_TASK PROMPT:_ Without the pictures, reproduce the records that follow exactly.
begin SUPPLIED DATA
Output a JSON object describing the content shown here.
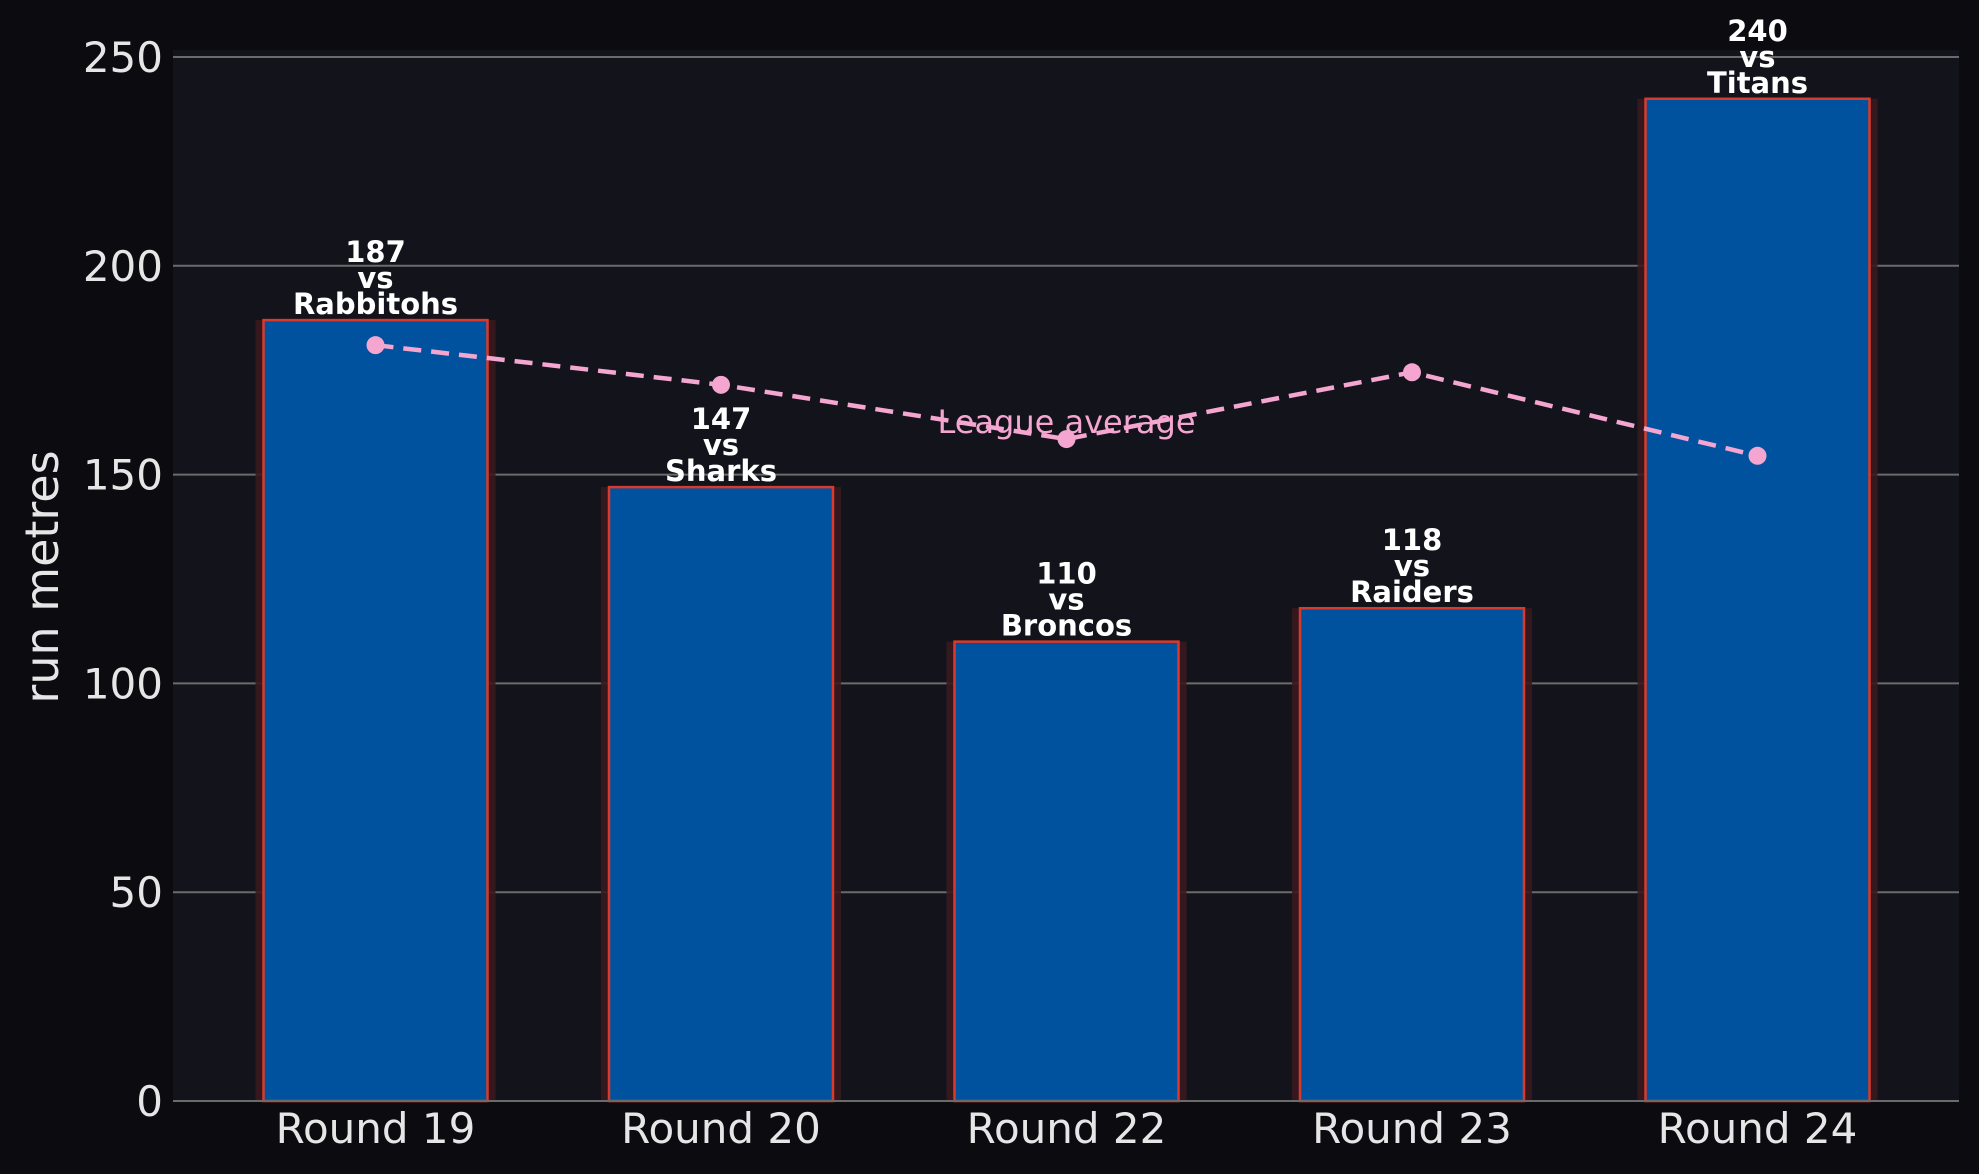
{
  "chart_data": {
    "type": "bar",
    "title": "",
    "xlabel": "",
    "ylabel": "run metres",
    "ylim": [
      0,
      250
    ],
    "yticks": [
      0,
      50,
      100,
      150,
      200,
      250
    ],
    "grid": "horizontal",
    "categories": [
      "Round 19",
      "Round 20",
      "Round 22",
      "Round 23",
      "Round 24"
    ],
    "values": [
      187,
      147,
      110,
      118,
      240
    ],
    "opponents": [
      "Rabbitohs",
      "Sharks",
      "Broncos",
      "Raiders",
      "Titans"
    ],
    "bar_labels": [
      [
        "187",
        "vs",
        "Rabbitohs"
      ],
      [
        "147",
        "vs",
        "Sharks"
      ],
      [
        "110",
        "vs",
        "Broncos"
      ],
      [
        "118",
        "vs",
        "Raiders"
      ],
      [
        "240",
        "vs",
        "Titans"
      ]
    ],
    "average_series": {
      "name": "League average",
      "style": "dashed",
      "values": [
        181,
        171.5,
        158.5,
        174.5,
        154.5
      ]
    },
    "colors": {
      "background": "#0c0c10",
      "plot_background": "#13131b",
      "bar_fill": "#00529f",
      "bar_edge": "#d93a2b",
      "average_line": "#f4a6d0",
      "grid": "#6b6b6b"
    }
  }
}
end SUPPLIED DATA
_TASK ANSWER:_
Output a JSON object describing the content shown here.
{
  "chart_data": {
    "type": "bar",
    "title": "",
    "xlabel": "",
    "ylabel": "run metres",
    "ylim": [
      0,
      250
    ],
    "yticks": [
      0,
      50,
      100,
      150,
      200,
      250
    ],
    "grid": "horizontal",
    "categories": [
      "Round 19",
      "Round 20",
      "Round 22",
      "Round 23",
      "Round 24"
    ],
    "values": [
      187,
      147,
      110,
      118,
      240
    ],
    "opponents": [
      "Rabbitohs",
      "Sharks",
      "Broncos",
      "Raiders",
      "Titans"
    ],
    "bar_labels": [
      [
        "187",
        "vs",
        "Rabbitohs"
      ],
      [
        "147",
        "vs",
        "Sharks"
      ],
      [
        "110",
        "vs",
        "Broncos"
      ],
      [
        "118",
        "vs",
        "Raiders"
      ],
      [
        "240",
        "vs",
        "Titans"
      ]
    ],
    "average_series": {
      "name": "League average",
      "style": "dashed",
      "values": [
        181,
        171.5,
        158.5,
        174.5,
        154.5
      ]
    },
    "colors": {
      "background": "#0c0c10",
      "plot_background": "#13131b",
      "bar_fill": "#00529f",
      "bar_edge": "#d93a2b",
      "average_line": "#f4a6d0",
      "grid": "#6b6b6b"
    }
  }
}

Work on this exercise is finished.